>> Begin Document
There’s more to Kansas movie history than The Wizard of Oz. That’s the first point Rita “Peach” Madl, the current proprietor of the Plaza Cinema, drives home in our conversation. “We’ve been showing movies here years before Hollywood even existed.”
Ottawa, Kansas, sits about 55 miles from Kansas City. The town of around 12,000 residents has gone through the same ups and downs as many other small towns in the American heartland. A walk down Main Street brings back memories of days gone by, but there’s one building in particular that conjures a special connection to generations of people who’ve called Ottawa home. The Deco-style movie theater in the Pickerell Building on 211 S. Main Street has been a pillar of the community for over a century. Known today by its current name, the Plaza Cinema, the site has just been named the oldest purpose-built cinema in operation by Guinness World Records.
“The look of the town, the architecture of the buildings, is all from the late 1800s or early 1900s,” says Madl. “You could put some old Ford cars and park them on Main Street and it would look like you were in a movie from another time.” The Plaza is a central aspect of the town’s timeless feel. Originally opened as a commercial cinema—The Bijou Theatre—in May 1907, the site went through its first rebranding in 1910 when it was renamed The Crystal Theatre. The programming in those early days consisted largely of imported shorts from France’s Lumière brothers. It wasn’t until 1935 that the movie theater began going by The Plaza. The theater has served as a commercial cinema throughout its entire 111-year (and counting) existence—a bit of history that would never have been uncovered without the chance involvement of Peach Madl and a small team of other key researchers.
>> End Document
>> Begin Entries provided
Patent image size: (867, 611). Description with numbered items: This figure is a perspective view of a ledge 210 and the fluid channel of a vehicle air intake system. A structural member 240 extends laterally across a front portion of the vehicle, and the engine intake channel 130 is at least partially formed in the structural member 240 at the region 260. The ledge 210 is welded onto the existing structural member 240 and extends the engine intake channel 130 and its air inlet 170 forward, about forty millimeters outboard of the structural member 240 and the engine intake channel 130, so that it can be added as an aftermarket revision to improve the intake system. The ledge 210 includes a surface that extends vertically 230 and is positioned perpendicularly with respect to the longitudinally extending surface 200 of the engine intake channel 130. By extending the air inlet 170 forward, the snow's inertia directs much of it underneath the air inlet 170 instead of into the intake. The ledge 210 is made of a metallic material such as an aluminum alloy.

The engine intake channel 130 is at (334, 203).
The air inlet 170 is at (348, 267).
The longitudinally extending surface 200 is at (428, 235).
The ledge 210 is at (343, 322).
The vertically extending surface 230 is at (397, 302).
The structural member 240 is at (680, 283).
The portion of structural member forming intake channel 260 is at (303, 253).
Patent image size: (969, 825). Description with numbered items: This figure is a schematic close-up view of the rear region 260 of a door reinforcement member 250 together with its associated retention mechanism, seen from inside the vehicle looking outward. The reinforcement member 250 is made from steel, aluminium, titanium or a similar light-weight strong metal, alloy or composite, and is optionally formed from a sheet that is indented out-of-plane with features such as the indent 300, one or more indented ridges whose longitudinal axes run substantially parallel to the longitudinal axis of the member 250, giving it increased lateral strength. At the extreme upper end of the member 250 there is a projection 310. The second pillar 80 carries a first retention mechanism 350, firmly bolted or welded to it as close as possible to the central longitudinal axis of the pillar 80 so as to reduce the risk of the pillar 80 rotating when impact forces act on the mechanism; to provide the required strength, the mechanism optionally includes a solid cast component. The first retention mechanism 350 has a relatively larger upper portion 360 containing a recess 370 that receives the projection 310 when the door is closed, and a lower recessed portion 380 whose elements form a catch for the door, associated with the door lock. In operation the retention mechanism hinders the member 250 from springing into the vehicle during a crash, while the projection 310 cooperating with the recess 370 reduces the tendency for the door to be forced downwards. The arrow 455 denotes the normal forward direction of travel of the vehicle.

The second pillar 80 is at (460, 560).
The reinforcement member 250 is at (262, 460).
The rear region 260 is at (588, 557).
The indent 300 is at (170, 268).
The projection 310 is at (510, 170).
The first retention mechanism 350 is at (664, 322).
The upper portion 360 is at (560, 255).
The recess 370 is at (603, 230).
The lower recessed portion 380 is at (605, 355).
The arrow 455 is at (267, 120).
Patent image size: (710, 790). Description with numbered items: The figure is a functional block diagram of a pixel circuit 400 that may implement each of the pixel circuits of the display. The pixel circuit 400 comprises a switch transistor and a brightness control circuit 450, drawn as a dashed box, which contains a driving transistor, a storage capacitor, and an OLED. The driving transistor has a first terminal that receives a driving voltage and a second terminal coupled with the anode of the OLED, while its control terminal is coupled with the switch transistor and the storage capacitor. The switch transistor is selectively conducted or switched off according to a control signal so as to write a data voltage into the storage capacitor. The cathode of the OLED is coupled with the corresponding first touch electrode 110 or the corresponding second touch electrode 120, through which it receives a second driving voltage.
>> End Entries provided
→ **Stated task 1**
Restate the Plaza Cinema text, starting at "Ottawa, Kansas, sits" and stopping after "Guinness World Records.", with "cornerstone" substituted for "pillar".
→ **Stated task 2**
Extend the article on the Plaza Cinema past its final sentence.
The material has no connection to the text about the Plaza Cinema.

→ **Written response 1**
Ottawa, Kansas, sits about 55 miles from Kansas City. The town of around 12,000 residents has gone through the same ups and downs as many other small towns in the American heartland. A walk down Main Street brings back memories of days gone by, but there’s one building in particular that conjures a special connection to generations of people who’ve called Ottawa home. The Deco-style movie theater in the Pickerell Building on 211 S. Main Street has been a cornerstone of the community for over a century. Known today by its current name, the Plaza Cinema, the site has just been named the oldest purpose-built cinema in operation by Guinness World Records.

→ **Written response 2**
Madl bought the Plaza in 2006, not out of a particular desire to enter the exhibition business, but as a way to keep the lights on in the heart of downtown Ottawa. “We bought it in 2006, when we found out the gentleman who owned it was going to jail for a little while,” she says. “We wanted to purchase it from him so that it wouldn’t close. It started as, ‘Oh my gosh, we’ve got to keep that place open.’ We met with him before he went to jail and negotiated to purchase the building and the cinema.”
“Nobody was planning to make a lot of money,” she admits. “We were just hoping to pay for it, keep it open, and enjoy it. The marquee lights up the whole street; we were thinking, can you imagine if it got any darker downtown? We were down to one restaurant. When I was researching it, we figured if we got that marquee’s lights on, five restaurants would open. And it ended up happening: five restaurants are open and viable today. We have an Italian restaurant, a Mexican restaurant, a great pizza place, we have a deli, and we have a wings place.”
Madl called upon Sonic Equipment and other regional vendors to help with much-needed renovations. She survived the digital transition by putting up her own money for the theater’s first-ever digital projector in 2008—a risky move at the height of the Great Recession. The Plaza kept the doors open thanks to Madl’s involvement; it wasn’t until 2013 that she first realized the historical significance of the building. That was the year when Deborah Barker, a local historical archivist, uncovered photographs that indicated the cinema was operational in the early 20th century. Madl and her crew had reason to believe the Plaza predated the Guinness record holder at the time, Denmark’s Korsof Biograf, which had opened on August 1908. Their source, however, was hardly viable: a book called The Annuls of Ottawa, written by a local amateur historian in 1961, which referenced a certain Fred Beeler who projected moving pictures at the Pickerrell Building, the site of the town’s first moving picture show in 1905. That reference, however, included no citation to contemporaneous sources. In historical terms, it was moot. Madl’s first application to Guinness for the Plaza’s claim was canceled.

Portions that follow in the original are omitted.